§ **WRITTEN REQUEST**: Once the pictures are set aside, transcribe the remaining data exactly.

-- Start SUPPLIED MATERIAL --

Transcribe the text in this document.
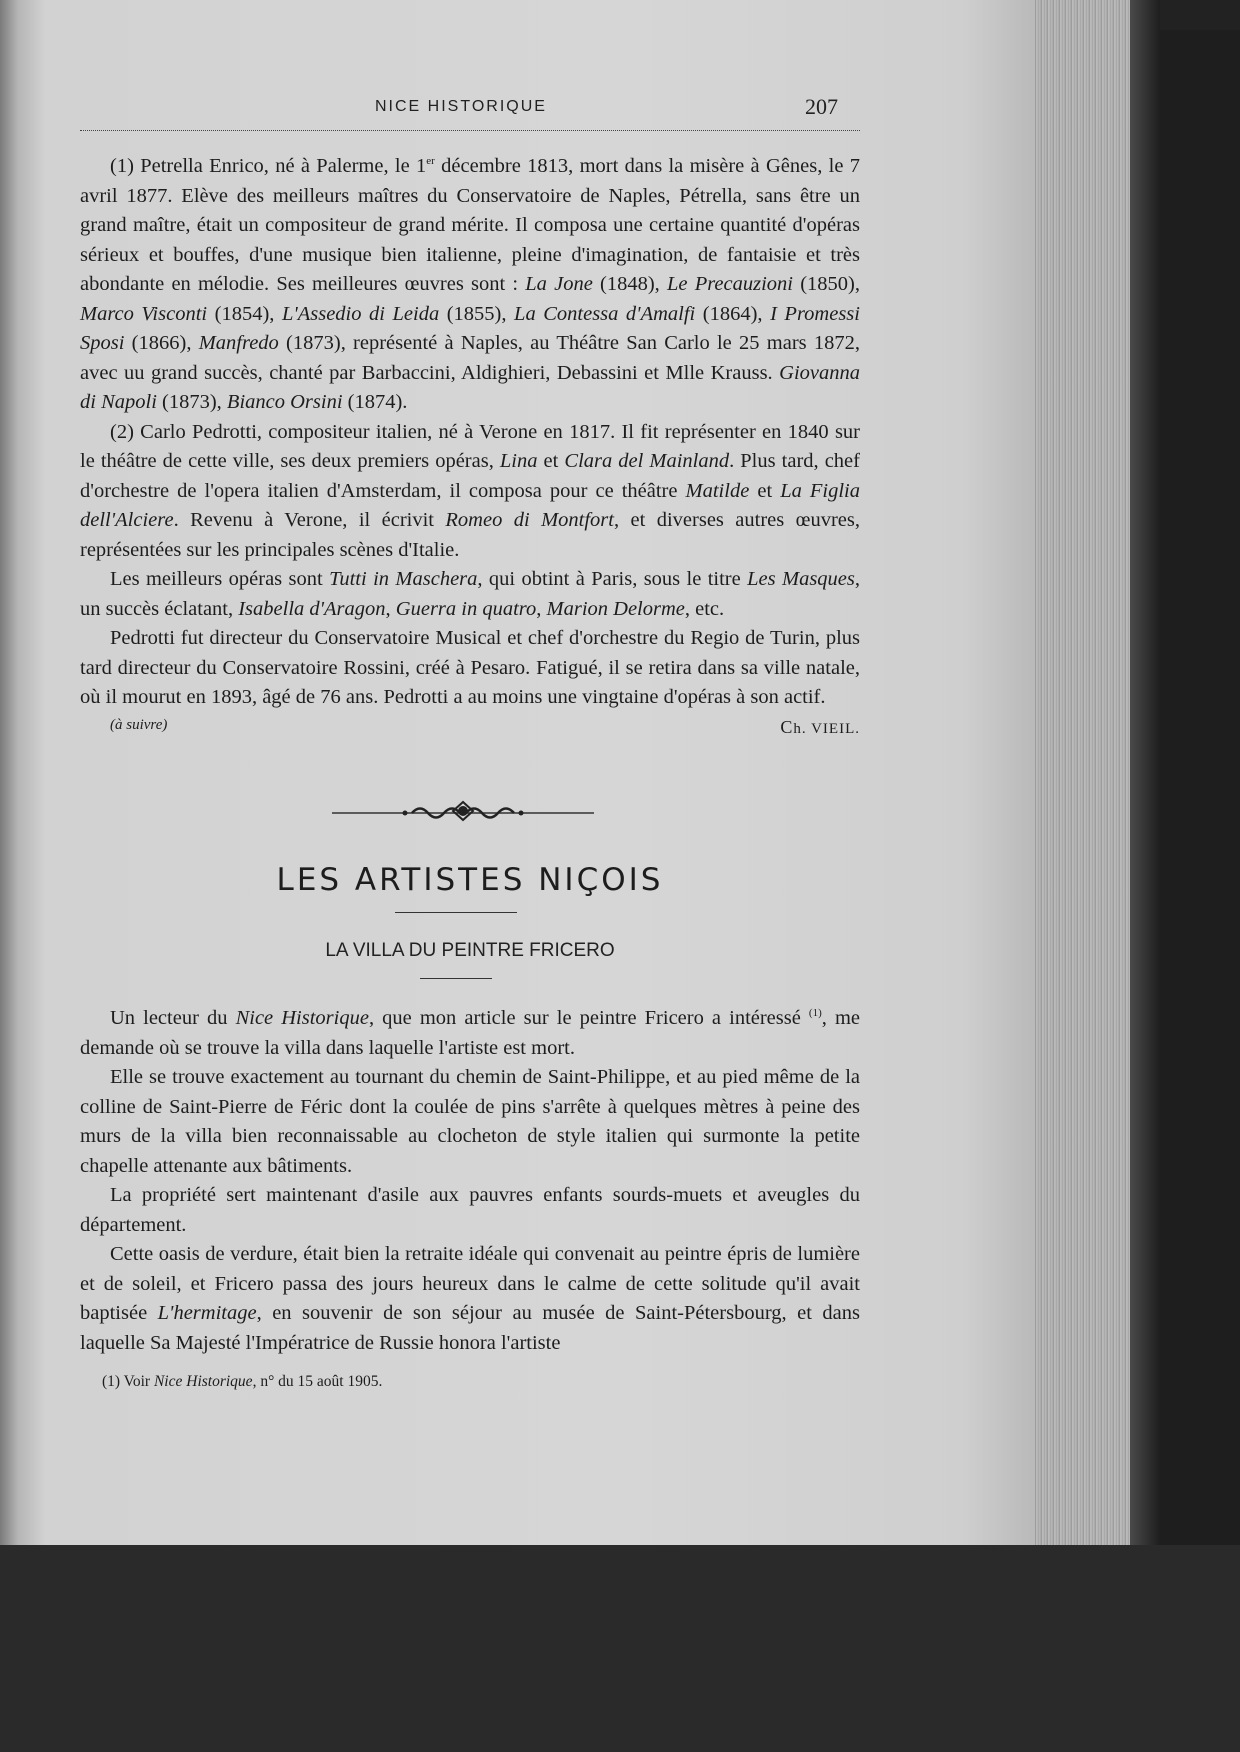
NICE HISTORIQUE	207

(1) Petrella Enrico, né à Palerme, le 1er décembre 1813, mort dans la misère à Gênes, le 7 avril 1877. Elève des meilleurs maîtres du Conservatoire de Naples, Pétrella, sans être un grand maître, était un compositeur de grand mérite. Il composa une certaine quantité d'opéras sérieux et bouffes, d'une musique bien italienne, pleine d'imagination, de fantaisie et très abondante en mélodie. Ses meilleures œuvres sont : La Jone (1848), Le Precauzioni (1850), Marco Visconti (1854), L'Assedio di Leida (1855), La Contessa d'Amalfi (1864), I Promessi Sposi (1866), Manfredo (1873), représenté à Naples, au Théâtre San Carlo le 25 mars 1872, avec uu grand succès, chanté par Barbaccini, Aldighieri, Debassini et Mlle Krauss. Giovanna di Napoli (1873), Bianco Orsini (1874).

(2) Carlo Pedrotti, compositeur italien, né à Verone en 1817. Il fit représenter en 1840 sur le théâtre de cette ville, ses deux premiers opéras, Lina et Clara del Mainland. Plus tard, chef d'orchestre de l'opera italien d'Amsterdam, il composa pour ce théâtre Matilde et La Figlia dell'Alciere. Revenu à Verone, il écrivit Romeo di Montfort, et diverses autres œuvres, représentées sur les principales scènes d'Italie.

Les meilleurs opéras sont Tutti in Maschera, qui obtint à Paris, sous le titre Les Masques, un succès éclatant, Isabella d'Aragon, Guerra in quatro, Marion Delorme, etc.

Pedrotti fut directeur du Conservatoire Musical et chef d'orchestre du Regio de Turin, plus tard directeur du Conservatoire Rossini, créé à Pesaro. Fatigué, il se retira dans sa ville natale, où il mourut en 1893, âgé de 76 ans. Pedrotti a au moins une vingtaine d'opéras à son actif.

(à suivre)	Ch. VIEIL.
LES ARTISTES NIÇOIS
LA VILLA DU PEINTRE FRICERO

Un lecteur du Nice Historique, que mon article sur le peintre Fricero a intéressé $^{(1)}$, me demande où se trouve la villa dans laquelle l'artiste est mort.

Elle se trouve exactement au tournant du chemin de Saint-Philippe, et au pied même de la colline de Saint-Pierre de Féric dont la coulée de pins s'arrête à quelques mètres à peine des murs de la villa bien reconnaissable au clocheton de style italien qui surmonte la petite chapelle attenante aux bâtiments.

La propriété sert maintenant d'asile aux pauvres enfants sourds-muets et aveugles du département.

Cette oasis de verdure, était bien la retraite idéale qui convenait au peintre épris de lumière et de soleil, et Fricero passa des jours heureux dans le calme de cette solitude qu'il avait baptisée L'hermitage, en souvenir de son séjour au musée de Saint-Pétersbourg, et dans laquelle Sa Majesté l'Impératrice de Russie honora l'artiste

(1) Voir Nice Historique, n° du 15 août 1905.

-- End SUPPLIED MATERIAL --

§ **THE RESPONSE**:
Transcribe the text in this document.
NICE HISTORIQUE	207

(1) Petrella Enrico, né à Palerme, le 1er décembre 1813, mort dans la misère à Gênes, le 7 avril 1877. Elève des meilleurs maîtres du Conservatoire de Naples, Pétrella, sans être un grand maître, était un compositeur de grand mérite. Il composa une certaine quantité d'opéras sérieux et bouffes, d'une musique bien italienne, pleine d'imagination, de fantaisie et très abondante en mélodie. Ses meilleures œuvres sont : La Jone (1848), Le Precauzioni (1850), Marco Visconti (1854), L'Assedio di Leida (1855), La Contessa d'Amalfi (1864), I Promessi Sposi (1866), Manfredo (1873), représenté à Naples, au Théâtre San Carlo le 25 mars 1872, avec uu grand succès, chanté par Barbaccini, Aldighieri, Debassini et Mlle Krauss. Giovanna di Napoli (1873), Bianco Orsini (1874).

(2) Carlo Pedrotti, compositeur italien, né à Verone en 1817. Il fit représenter en 1840 sur le théâtre de cette ville, ses deux premiers opéras, Lina et Clara del Mainland. Plus tard, chef d'orchestre de l'opera italien d'Amsterdam, il composa pour ce théâtre Matilde et La Figlia dell'Alciere. Revenu à Verone, il écrivit Romeo di Montfort, et diverses autres œuvres, représentées sur les principales scènes d'Italie.

Les meilleurs opéras sont Tutti in Maschera, qui obtint à Paris, sous le titre Les Masques, un succès éclatant, Isabella d'Aragon, Guerra in quatro, Marion Delorme, etc.

Pedrotti fut directeur du Conservatoire Musical et chef d'orchestre du Regio de Turin, plus tard directeur du Conservatoire Rossini, créé à Pesaro. Fatigué, il se retira dans sa ville natale, où il mourut en 1893, âgé de 76 ans. Pedrotti a au moins une vingtaine d'opéras à son actif.

(à suivre)	Ch. VIEIL.
LES ARTISTES NIÇOIS
LA VILLA DU PEINTRE FRICERO

Un lecteur du Nice Historique, que mon article sur le peintre Fricero a intéressé $^{(1)}$, me demande où se trouve la villa dans laquelle l'artiste est mort.

Elle se trouve exactement au tournant du chemin de Saint-Philippe, et au pied même de la colline de Saint-Pierre de Féric dont la coulée de pins s'arrête à quelques mètres à peine des murs de la villa bien reconnaissable au clocheton de style italien qui surmonte la petite chapelle attenante aux bâtiments.

La propriété sert maintenant d'asile aux pauvres enfants sourds-muets et aveugles du département.

Cette oasis de verdure, était bien la retraite idéale qui convenait au peintre épris de lumière et de soleil, et Fricero passa des jours heureux dans le calme de cette solitude qu'il avait baptisée L'hermitage, en souvenir de son séjour au musée de Saint-Pétersbourg, et dans laquelle Sa Majesté l'Impératrice de Russie honora l'artiste

(1) Voir Nice Historique, n° du 15 août 1905.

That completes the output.